## RECORDED INFORMATION
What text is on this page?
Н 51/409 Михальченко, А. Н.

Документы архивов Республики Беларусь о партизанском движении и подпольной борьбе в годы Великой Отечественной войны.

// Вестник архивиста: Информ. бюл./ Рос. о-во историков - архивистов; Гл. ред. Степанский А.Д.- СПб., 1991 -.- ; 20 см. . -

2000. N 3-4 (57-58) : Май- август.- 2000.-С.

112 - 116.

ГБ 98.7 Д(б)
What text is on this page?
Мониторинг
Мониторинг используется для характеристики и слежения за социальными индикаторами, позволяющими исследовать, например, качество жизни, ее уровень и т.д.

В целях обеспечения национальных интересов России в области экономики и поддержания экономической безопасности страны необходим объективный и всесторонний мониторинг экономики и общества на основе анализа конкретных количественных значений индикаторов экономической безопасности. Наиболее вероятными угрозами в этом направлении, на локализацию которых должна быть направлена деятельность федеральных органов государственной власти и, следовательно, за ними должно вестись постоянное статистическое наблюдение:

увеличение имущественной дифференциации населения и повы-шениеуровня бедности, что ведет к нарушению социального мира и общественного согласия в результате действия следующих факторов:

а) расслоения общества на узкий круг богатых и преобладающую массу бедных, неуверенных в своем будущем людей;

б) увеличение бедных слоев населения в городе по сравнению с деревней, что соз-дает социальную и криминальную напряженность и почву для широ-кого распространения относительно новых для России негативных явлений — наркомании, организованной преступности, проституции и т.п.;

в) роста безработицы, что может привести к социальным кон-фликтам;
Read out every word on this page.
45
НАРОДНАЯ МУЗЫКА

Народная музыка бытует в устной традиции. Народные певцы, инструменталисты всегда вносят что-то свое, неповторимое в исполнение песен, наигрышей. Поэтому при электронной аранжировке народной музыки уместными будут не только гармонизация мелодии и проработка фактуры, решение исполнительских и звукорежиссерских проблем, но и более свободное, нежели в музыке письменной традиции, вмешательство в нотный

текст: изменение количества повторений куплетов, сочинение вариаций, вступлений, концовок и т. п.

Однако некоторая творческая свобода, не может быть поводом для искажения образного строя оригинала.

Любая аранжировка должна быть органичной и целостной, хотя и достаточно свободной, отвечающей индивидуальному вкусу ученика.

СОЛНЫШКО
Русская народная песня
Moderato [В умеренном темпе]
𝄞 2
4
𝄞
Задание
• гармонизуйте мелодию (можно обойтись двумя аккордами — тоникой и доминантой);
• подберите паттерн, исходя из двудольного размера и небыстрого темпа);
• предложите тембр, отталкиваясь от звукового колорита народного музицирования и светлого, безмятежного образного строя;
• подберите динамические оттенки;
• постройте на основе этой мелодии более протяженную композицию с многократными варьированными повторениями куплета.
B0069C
...
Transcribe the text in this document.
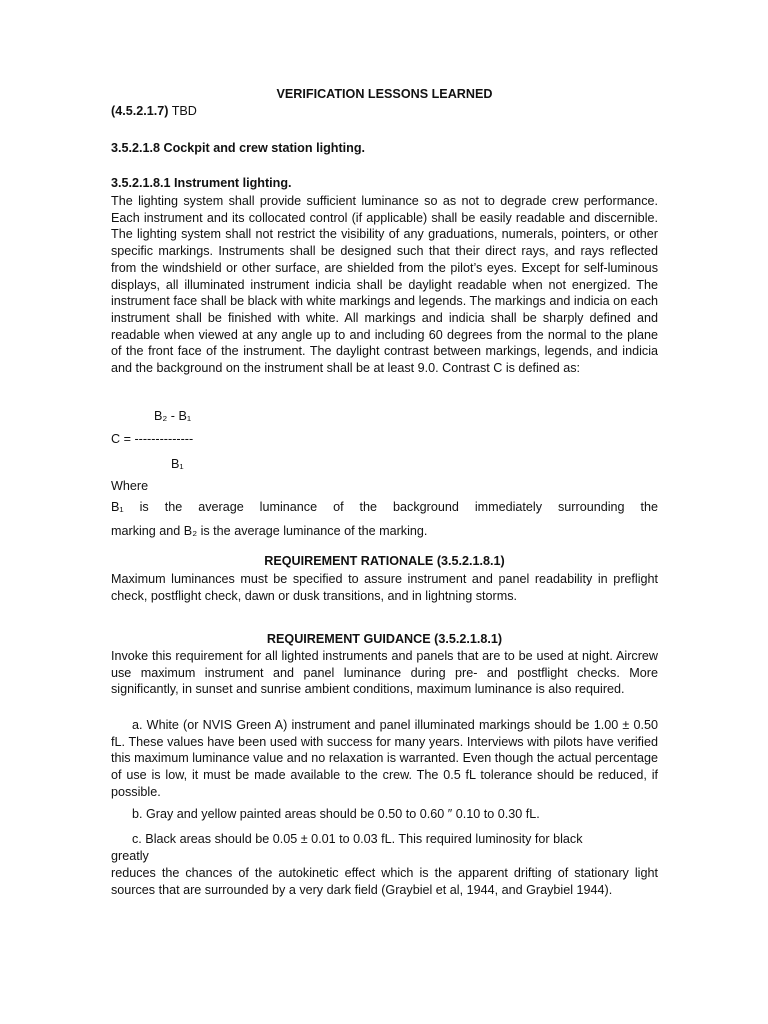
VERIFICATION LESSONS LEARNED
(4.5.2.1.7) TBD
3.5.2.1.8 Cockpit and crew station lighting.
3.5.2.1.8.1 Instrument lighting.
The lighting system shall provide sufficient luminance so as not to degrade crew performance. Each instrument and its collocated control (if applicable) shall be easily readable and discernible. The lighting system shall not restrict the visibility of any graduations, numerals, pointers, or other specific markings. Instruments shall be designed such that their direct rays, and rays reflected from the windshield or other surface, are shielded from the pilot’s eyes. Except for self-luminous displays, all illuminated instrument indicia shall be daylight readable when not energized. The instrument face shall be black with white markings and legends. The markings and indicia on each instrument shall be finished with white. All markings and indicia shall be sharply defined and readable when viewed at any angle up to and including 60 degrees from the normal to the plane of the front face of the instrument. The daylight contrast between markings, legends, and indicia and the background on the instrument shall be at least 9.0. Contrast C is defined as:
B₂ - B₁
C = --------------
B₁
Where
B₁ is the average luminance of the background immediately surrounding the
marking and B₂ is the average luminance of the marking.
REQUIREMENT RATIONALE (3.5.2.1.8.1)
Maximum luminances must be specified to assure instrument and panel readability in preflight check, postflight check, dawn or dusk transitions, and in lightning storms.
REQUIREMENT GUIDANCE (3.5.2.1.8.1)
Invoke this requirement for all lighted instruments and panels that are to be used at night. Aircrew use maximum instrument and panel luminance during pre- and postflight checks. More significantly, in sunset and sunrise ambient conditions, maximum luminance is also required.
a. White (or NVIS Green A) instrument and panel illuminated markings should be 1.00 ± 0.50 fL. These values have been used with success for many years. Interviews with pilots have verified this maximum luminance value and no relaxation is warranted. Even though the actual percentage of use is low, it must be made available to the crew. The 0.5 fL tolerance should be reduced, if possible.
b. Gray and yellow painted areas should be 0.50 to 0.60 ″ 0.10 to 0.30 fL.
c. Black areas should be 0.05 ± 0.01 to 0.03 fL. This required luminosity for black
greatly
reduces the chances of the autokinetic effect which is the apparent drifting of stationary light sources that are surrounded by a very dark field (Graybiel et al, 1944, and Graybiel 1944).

## WRITTEN INSTRUCTION
In the entries above, how many lines hold the word "может"? State the number and nothing else.

## FULL SOLUTION
2